* _WORK INSTRUCTIONS_: Word for word, set down the records and skip each picture.

============

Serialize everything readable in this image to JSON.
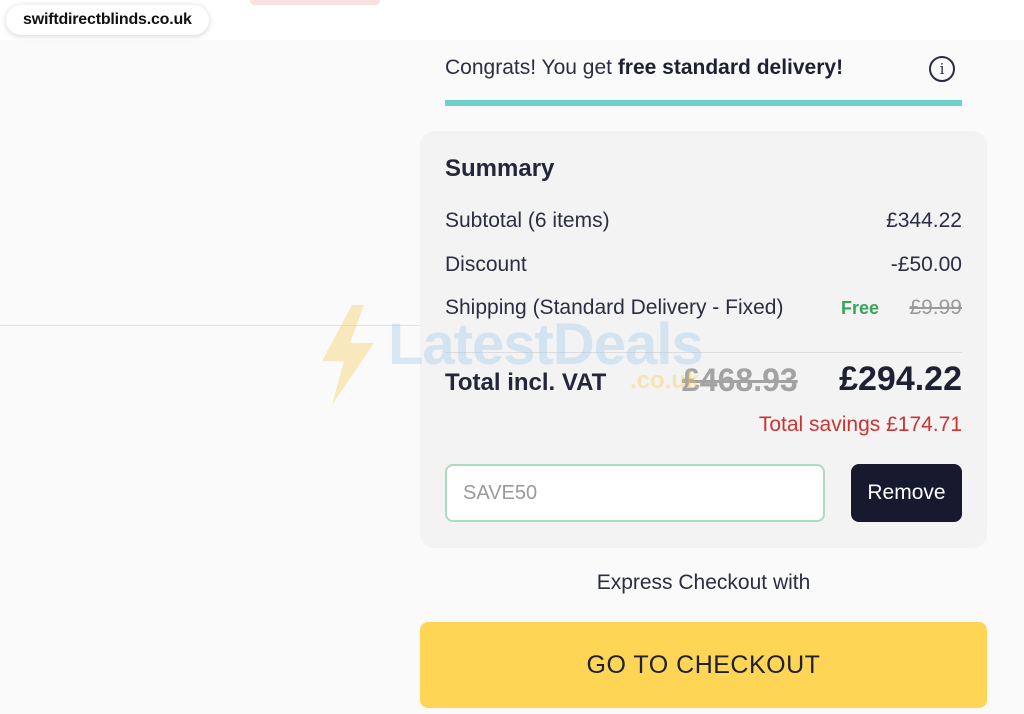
{
  "browser": {
    "url": "swiftdirectblinds.co.uk"
  },
  "delivery_banner": {
    "prefix": "Congrats! You get ",
    "highlight": "free standard delivery!",
    "progress_percent": 100,
    "progress_color": "#6fcfcb"
  },
  "summary": {
    "title": "Summary",
    "subtotal_label": "Subtotal (6 items)",
    "subtotal_value": "£344.22",
    "discount_label": "Discount",
    "discount_value": "-£50.00",
    "shipping_label": "Shipping (Standard Delivery - Fixed)",
    "shipping_free": "Free",
    "shipping_original": "£9.99",
    "total_label": "Total incl. VAT",
    "total_original": "£468.93",
    "total_value": "£294.22",
    "savings": "Total savings £174.71"
  },
  "promo": {
    "code": "SAVE50",
    "remove_label": "Remove"
  },
  "checkout": {
    "express_label": "Express Checkout with",
    "button_label": "GO TO CHECKOUT",
    "button_color": "#ffd556"
  },
  "watermark": {
    "brand": "LatestDeals",
    "suffix": ".co.uk"
  }
}
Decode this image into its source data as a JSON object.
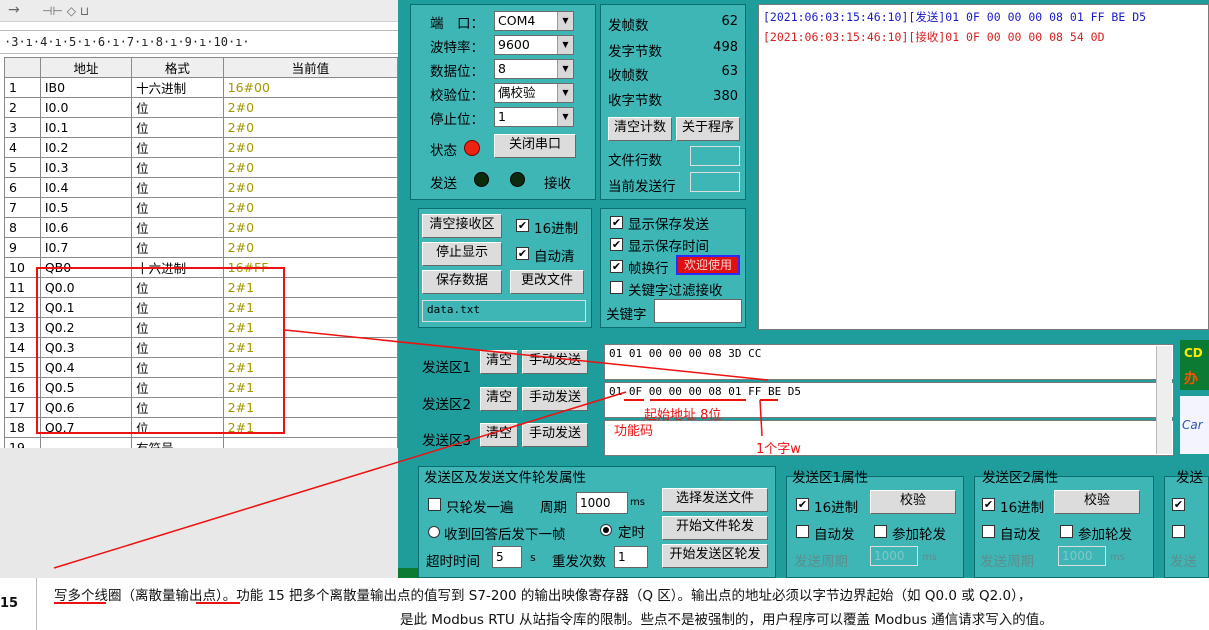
{
  "toolbar": {
    "arrow": "→",
    "glyphs": "⊣⊢ ◇ ⊔"
  },
  "ruler": "·3·ı·4·ı·5·ı·6·ı·7·ı·8·ı·9·ı·10·ı·",
  "table": {
    "headers": [
      "",
      "地址",
      "格式",
      "当前值"
    ],
    "rows": [
      [
        "1",
        "IB0",
        "十六进制",
        "16#00"
      ],
      [
        "2",
        "I0.0",
        "位",
        "2#0"
      ],
      [
        "3",
        "I0.1",
        "位",
        "2#0"
      ],
      [
        "4",
        "I0.2",
        "位",
        "2#0"
      ],
      [
        "5",
        "I0.3",
        "位",
        "2#0"
      ],
      [
        "6",
        "I0.4",
        "位",
        "2#0"
      ],
      [
        "7",
        "I0.5",
        "位",
        "2#0"
      ],
      [
        "8",
        "I0.6",
        "位",
        "2#0"
      ],
      [
        "9",
        "I0.7",
        "位",
        "2#0"
      ],
      [
        "10",
        "QB0",
        "十六进制",
        "16#FF"
      ],
      [
        "11",
        "Q0.0",
        "位",
        "2#1"
      ],
      [
        "12",
        "Q0.1",
        "位",
        "2#1"
      ],
      [
        "13",
        "Q0.2",
        "位",
        "2#1"
      ],
      [
        "14",
        "Q0.3",
        "位",
        "2#1"
      ],
      [
        "15",
        "Q0.4",
        "位",
        "2#1"
      ],
      [
        "16",
        "Q0.5",
        "位",
        "2#1"
      ],
      [
        "17",
        "Q0.6",
        "位",
        "2#1"
      ],
      [
        "18",
        "Q0.7",
        "位",
        "2#1"
      ],
      [
        "19",
        "",
        "有符号",
        ""
      ]
    ]
  },
  "serial": {
    "port_label": "端　口：",
    "port_value": "COM4",
    "baud_label": "波特率：",
    "baud_value": "9600",
    "data_label": "数据位：",
    "data_value": "8",
    "parity_label": "校验位：",
    "parity_value": "偶校验",
    "stop_label": "停止位：",
    "stop_value": "1",
    "status_label": "状态",
    "close_port": "关闭串口",
    "send_label": "发送",
    "recv_label": "接收"
  },
  "stats": {
    "sent_frames_label": "发帧数",
    "sent_frames": "62",
    "sent_bytes_label": "发字节数",
    "sent_bytes": "498",
    "recv_frames_label": "收帧数",
    "recv_frames": "63",
    "recv_bytes_label": "收字节数",
    "recv_bytes": "380",
    "clear_count": "清空计数",
    "about": "关于程序",
    "file_lines_label": "文件行数",
    "current_line_label": "当前发送行"
  },
  "log": {
    "line1_time": "[2021:06:03:15:46:10]",
    "line1_tag": "[发送]",
    "line1_data": "01 0F 00 00 00 08 01 FF BE D5",
    "line2_time": "[2021:06:03:15:46:10]",
    "line2_tag": "[接收]",
    "line2_data": "01 0F 00 00 00 08 54 0D"
  },
  "recv_controls": {
    "clear_recv": "清空接收区",
    "hex16": "16进制",
    "stop_display": "停止显示",
    "auto_clear": "自动清",
    "save_data": "保存数据",
    "change_file": "更改文件",
    "filename": "data.txt"
  },
  "options": {
    "show_save_send": "显示保存发送",
    "show_save_time": "显示保存时间",
    "frame_newline": "帧换行",
    "badge": "欢迎使用",
    "keyword_filter": "关键字过滤接收",
    "keyword_label": "关键字"
  },
  "send": {
    "area1_label": "发送区1",
    "area2_label": "发送区2",
    "area3_label": "发送区3",
    "clear": "清空",
    "manual_send": "手动发送",
    "area1_data": "01 01 00 00 00 08 3D CC",
    "area2_data": "01 0F 00 00 00 08 01 FF BE D5",
    "area3_data": ""
  },
  "props": {
    "title": "发送区及发送文件轮发属性",
    "single_round": "只轮发一遍",
    "period_label": "周期",
    "period_value": "1000",
    "ms": "ms",
    "choose_file": "选择发送文件",
    "after_reply": "收到回答后发下一帧",
    "timed": "定时",
    "start_file_round": "开始文件轮发",
    "timeout_label": "超时时间",
    "timeout_value": "5",
    "s": "s",
    "retry_label": "重发次数",
    "retry_value": "1",
    "start_area_round": "开始发送区轮发"
  },
  "area1_props": {
    "title": "发送区1属性",
    "hex": "16进制",
    "verify": "校验",
    "auto_send": "自动发",
    "join_round": "参加轮发",
    "period": "发送周期",
    "period_value": "1000",
    "ms": "ms"
  },
  "area2_props": {
    "title": "发送区2属性",
    "hex": "16进制",
    "verify": "校验",
    "auto_send": "自动发",
    "join_round": "参加轮发",
    "period": "发送周期",
    "period_value": "1000",
    "ms": "ms"
  },
  "area3_props": {
    "title": "发送",
    "period": "发送"
  },
  "side_tag": {
    "top": "CD",
    "mid": "办",
    "bot": "Car"
  },
  "annotations": {
    "start_addr": "起始地址 8位",
    "func_code": "功能码",
    "one_word": "1个字w"
  },
  "caption": {
    "num": "15",
    "line1_a": "写多个线圈（离散量输出点）",
    "line1_b": "。功能 15 把多个离散量输出点的值写到 S7-200 的输出映像寄存器（Q 区）。输出点的地址必须以字节边界起始（如 Q0.0 或 Q2.0），",
    "line2": "是此 Modbus RTU 从站指令库的限制。些点不是被强制的，用户程序可以覆盖 Modbus 通信请求写入的值。"
  }
}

============

* _EXPECTED ANSWER_:
Serialize everything readable in this image to JSON.
{
  "browser": {
    "url": "swiftdirectblinds.co.uk"
  },
  "delivery_banner": {
    "prefix": "Congrats! You get ",
    "highlight": "free standard delivery!",
    "progress_percent": 100,
    "progress_color": "#6fcfcb"
  },
  "summary": {
    "title": "Summary",
    "subtotal_label": "Subtotal (6 items)",
    "subtotal_value": "£344.22",
    "discount_label": "Discount",
    "discount_value": "-£50.00",
    "shipping_label": "Shipping (Standard Delivery - Fixed)",
    "shipping_free": "Free",
    "shipping_original": "£9.99",
    "total_label": "Total incl. VAT",
    "total_original": "£468.93",
    "total_value": "£294.22",
    "savings": "Total savings £174.71"
  },
  "promo": {
    "code": "SAVE50",
    "remove_label": "Remove"
  },
  "checkout": {
    "express_label": "Express Checkout with",
    "button_label": "GO TO CHECKOUT",
    "button_color": "#ffd556"
  },
  "watermark": {
    "brand": "LatestDeals",
    "suffix": ".co.uk"
  }
}
Decode this image into its source data as a JSON object.
{
  "toolbar": {
    "arrow": "→",
    "glyphs": "⊣⊢ ◇ ⊔"
  },
  "ruler": "·3·ı·4·ı·5·ı·6·ı·7·ı·8·ı·9·ı·10·ı·",
  "table": {
    "headers": [
      "",
      "地址",
      "格式",
      "当前值"
    ],
    "rows": [
      [
        "1",
        "IB0",
        "十六进制",
        "16#00"
      ],
      [
        "2",
        "I0.0",
        "位",
        "2#0"
      ],
      [
        "3",
        "I0.1",
        "位",
        "2#0"
      ],
      [
        "4",
        "I0.2",
        "位",
        "2#0"
      ],
      [
        "5",
        "I0.3",
        "位",
        "2#0"
      ],
      [
        "6",
        "I0.4",
        "位",
        "2#0"
      ],
      [
        "7",
        "I0.5",
        "位",
        "2#0"
      ],
      [
        "8",
        "I0.6",
        "位",
        "2#0"
      ],
      [
        "9",
        "I0.7",
        "位",
        "2#0"
      ],
      [
        "10",
        "QB0",
        "十六进制",
        "16#FF"
      ],
      [
        "11",
        "Q0.0",
        "位",
        "2#1"
      ],
      [
        "12",
        "Q0.1",
        "位",
        "2#1"
      ],
      [
        "13",
        "Q0.2",
        "位",
        "2#1"
      ],
      [
        "14",
        "Q0.3",
        "位",
        "2#1"
      ],
      [
        "15",
        "Q0.4",
        "位",
        "2#1"
      ],
      [
        "16",
        "Q0.5",
        "位",
        "2#1"
      ],
      [
        "17",
        "Q0.6",
        "位",
        "2#1"
      ],
      [
        "18",
        "Q0.7",
        "位",
        "2#1"
      ],
      [
        "19",
        "",
        "有符号",
        ""
      ]
    ]
  },
  "serial": {
    "port_label": "端　口：",
    "port_value": "COM4",
    "baud_label": "波特率：",
    "baud_value": "9600",
    "data_label": "数据位：",
    "data_value": "8",
    "parity_label": "校验位：",
    "parity_value": "偶校验",
    "stop_label": "停止位：",
    "stop_value": "1",
    "status_label": "状态",
    "close_port": "关闭串口",
    "send_label": "发送",
    "recv_label": "接收"
  },
  "stats": {
    "sent_frames_label": "发帧数",
    "sent_frames": "62",
    "sent_bytes_label": "发字节数",
    "sent_bytes": "498",
    "recv_frames_label": "收帧数",
    "recv_frames": "63",
    "recv_bytes_label": "收字节数",
    "recv_bytes": "380",
    "clear_count": "清空计数",
    "about": "关于程序",
    "file_lines_label": "文件行数",
    "current_line_label": "当前发送行"
  },
  "log": {
    "line1_time": "[2021:06:03:15:46:10]",
    "line1_tag": "[发送]",
    "line1_data": "01 0F 00 00 00 08 01 FF BE D5",
    "line2_time": "[2021:06:03:15:46:10]",
    "line2_tag": "[接收]",
    "line2_data": "01 0F 00 00 00 08 54 0D"
  },
  "recv_controls": {
    "clear_recv": "清空接收区",
    "hex16": "16进制",
    "stop_display": "停止显示",
    "auto_clear": "自动清",
    "save_data": "保存数据",
    "change_file": "更改文件",
    "filename": "data.txt"
  },
  "options": {
    "show_save_send": "显示保存发送",
    "show_save_time": "显示保存时间",
    "frame_newline": "帧换行",
    "badge": "欢迎使用",
    "keyword_filter": "关键字过滤接收",
    "keyword_label": "关键字"
  },
  "send": {
    "area1_label": "发送区1",
    "area2_label": "发送区2",
    "area3_label": "发送区3",
    "clear": "清空",
    "manual_send": "手动发送",
    "area1_data": "01 01 00 00 00 08 3D CC",
    "area2_data": "01 0F 00 00 00 08 01 FF BE D5",
    "area3_data": ""
  },
  "props": {
    "title": "发送区及发送文件轮发属性",
    "single_round": "只轮发一遍",
    "period_label": "周期",
    "period_value": "1000",
    "ms": "ms",
    "choose_file": "选择发送文件",
    "after_reply": "收到回答后发下一帧",
    "timed": "定时",
    "start_file_round": "开始文件轮发",
    "timeout_label": "超时时间",
    "timeout_value": "5",
    "s": "s",
    "retry_label": "重发次数",
    "retry_value": "1",
    "start_area_round": "开始发送区轮发"
  },
  "area1_props": {
    "title": "发送区1属性",
    "hex": "16进制",
    "verify": "校验",
    "auto_send": "自动发",
    "join_round": "参加轮发",
    "period": "发送周期",
    "period_value": "1000",
    "ms": "ms"
  },
  "area2_props": {
    "title": "发送区2属性",
    "hex": "16进制",
    "verify": "校验",
    "auto_send": "自动发",
    "join_round": "参加轮发",
    "period": "发送周期",
    "period_value": "1000",
    "ms": "ms"
  },
  "area3_props": {
    "title": "发送",
    "period": "发送"
  },
  "side_tag": {
    "top": "CD",
    "mid": "办",
    "bot": "Car"
  },
  "annotations": {
    "start_addr": "起始地址 8位",
    "func_code": "功能码",
    "one_word": "1个字w"
  },
  "caption": {
    "num": "15",
    "line1_a": "写多个线圈（离散量输出点）",
    "line1_b": "。功能 15 把多个离散量输出点的值写到 S7-200 的输出映像寄存器（Q 区）。输出点的地址必须以字节边界起始（如 Q0.0 或 Q2.0），",
    "line2": "是此 Modbus RTU 从站指令库的限制。些点不是被强制的，用户程序可以覆盖 Modbus 通信请求写入的值。"
  }
}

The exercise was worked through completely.